'''

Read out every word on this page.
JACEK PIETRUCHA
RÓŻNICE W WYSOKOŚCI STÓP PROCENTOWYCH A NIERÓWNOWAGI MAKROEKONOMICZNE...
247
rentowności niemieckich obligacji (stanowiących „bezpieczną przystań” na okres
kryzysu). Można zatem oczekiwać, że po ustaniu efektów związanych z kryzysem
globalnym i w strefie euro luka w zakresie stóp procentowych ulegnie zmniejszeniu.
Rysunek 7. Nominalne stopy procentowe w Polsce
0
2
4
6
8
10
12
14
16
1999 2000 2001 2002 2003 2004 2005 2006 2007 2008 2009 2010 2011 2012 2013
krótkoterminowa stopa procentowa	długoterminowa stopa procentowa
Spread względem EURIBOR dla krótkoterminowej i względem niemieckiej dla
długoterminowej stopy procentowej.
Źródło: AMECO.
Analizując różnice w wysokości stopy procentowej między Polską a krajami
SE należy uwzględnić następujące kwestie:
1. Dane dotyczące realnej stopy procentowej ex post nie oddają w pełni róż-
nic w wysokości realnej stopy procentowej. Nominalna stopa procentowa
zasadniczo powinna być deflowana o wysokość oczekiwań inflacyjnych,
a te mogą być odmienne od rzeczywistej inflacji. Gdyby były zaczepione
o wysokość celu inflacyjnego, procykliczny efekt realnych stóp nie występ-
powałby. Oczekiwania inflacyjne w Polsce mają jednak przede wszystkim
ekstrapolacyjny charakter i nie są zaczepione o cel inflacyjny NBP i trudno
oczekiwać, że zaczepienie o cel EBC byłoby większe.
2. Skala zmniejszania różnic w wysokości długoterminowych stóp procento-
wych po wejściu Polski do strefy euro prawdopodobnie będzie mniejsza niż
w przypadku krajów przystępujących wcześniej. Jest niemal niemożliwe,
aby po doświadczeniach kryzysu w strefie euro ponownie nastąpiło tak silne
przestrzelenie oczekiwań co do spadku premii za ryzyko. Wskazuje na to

'''

Exercise »
Find each line that has the word "procentowej", then copy it out.

Answer for the task »
długoterminowej stopy procentowej.
Analizując różnice w wysokości stopy procentowej między Polską a krajami
1. Dane dotyczące realnej stopy procentowej ex post nie oddają w pełni róż-
nic w wysokości realnej stopy procentowej. Nominalna stopa procentowa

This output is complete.